▸ PROBLEM DESCRIPTION:
Leave out any pictures and transcribe all other data below exactly.
***
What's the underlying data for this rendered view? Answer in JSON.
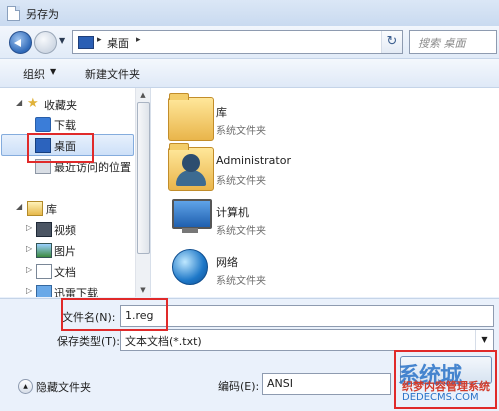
{
  "window": {
    "title": "另存为"
  },
  "nav": {
    "address_path": "桌面",
    "search_placeholder": "搜索 桌面"
  },
  "toolbar": {
    "organize_label": "组织",
    "new_folder_label": "新建文件夹"
  },
  "sidebar": {
    "items": [
      {
        "label": "收藏夹",
        "icon": "star-icon"
      },
      {
        "label": "下载",
        "icon": "download-folder-icon"
      },
      {
        "label": "桌面",
        "icon": "desktop-icon",
        "selected": true
      },
      {
        "label": "最近访问的位置",
        "icon": "recent-places-icon"
      },
      {
        "label": "库",
        "icon": "library-icon"
      },
      {
        "label": "视频",
        "icon": "video-library-icon"
      },
      {
        "label": "图片",
        "icon": "pictures-library-icon"
      },
      {
        "label": "文档",
        "icon": "documents-library-icon"
      },
      {
        "label": "迅雷下载",
        "icon": "thunder-download-icon"
      }
    ]
  },
  "files": [
    {
      "name": "库",
      "type": "系统文件夹",
      "icon": "library-folder-icon"
    },
    {
      "name": "Administrator",
      "type": "系统文件夹",
      "icon": "user-folder-icon"
    },
    {
      "name": "计算机",
      "type": "系统文件夹",
      "icon": "computer-icon"
    },
    {
      "name": "网络",
      "type": "系统文件夹",
      "icon": "network-icon"
    }
  ],
  "form": {
    "filename_label": "文件名(N):",
    "filename_value": "1.reg",
    "savetype_label": "保存类型(T):",
    "savetype_value": "文本文档(*.txt)",
    "hide_folders_label": "隐藏文件夹",
    "encoding_label": "编码(E):",
    "encoding_value": "ANSI"
  },
  "watermark": {
    "logo": "系统城",
    "line1": "织梦内容管理系统",
    "url": "DEDECMS.COM"
  },
  "colors": {
    "highlight": "#e02a2a",
    "window_bg": "#eaf1fb",
    "selection": "#cde0f8"
  }
}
***
▸ SOLUTION FOR THIS EXERCISE:
What's the underlying data for this rendered view? Answer in JSON.
{
  "window": {
    "title": "另存为"
  },
  "nav": {
    "address_path": "桌面",
    "search_placeholder": "搜索 桌面"
  },
  "toolbar": {
    "organize_label": "组织",
    "new_folder_label": "新建文件夹"
  },
  "sidebar": {
    "items": [
      {
        "label": "收藏夹",
        "icon": "star-icon"
      },
      {
        "label": "下载",
        "icon": "download-folder-icon"
      },
      {
        "label": "桌面",
        "icon": "desktop-icon",
        "selected": true
      },
      {
        "label": "最近访问的位置",
        "icon": "recent-places-icon"
      },
      {
        "label": "库",
        "icon": "library-icon"
      },
      {
        "label": "视频",
        "icon": "video-library-icon"
      },
      {
        "label": "图片",
        "icon": "pictures-library-icon"
      },
      {
        "label": "文档",
        "icon": "documents-library-icon"
      },
      {
        "label": "迅雷下载",
        "icon": "thunder-download-icon"
      }
    ]
  },
  "files": [
    {
      "name": "库",
      "type": "系统文件夹",
      "icon": "library-folder-icon"
    },
    {
      "name": "Administrator",
      "type": "系统文件夹",
      "icon": "user-folder-icon"
    },
    {
      "name": "计算机",
      "type": "系统文件夹",
      "icon": "computer-icon"
    },
    {
      "name": "网络",
      "type": "系统文件夹",
      "icon": "network-icon"
    }
  ],
  "form": {
    "filename_label": "文件名(N):",
    "filename_value": "1.reg",
    "savetype_label": "保存类型(T):",
    "savetype_value": "文本文档(*.txt)",
    "hide_folders_label": "隐藏文件夹",
    "encoding_label": "编码(E):",
    "encoding_value": "ANSI"
  },
  "watermark": {
    "logo": "系统城",
    "line1": "织梦内容管理系统",
    "url": "DEDECMS.COM"
  },
  "colors": {
    "highlight": "#e02a2a",
    "window_bg": "#eaf1fb",
    "selection": "#cde0f8"
  }
}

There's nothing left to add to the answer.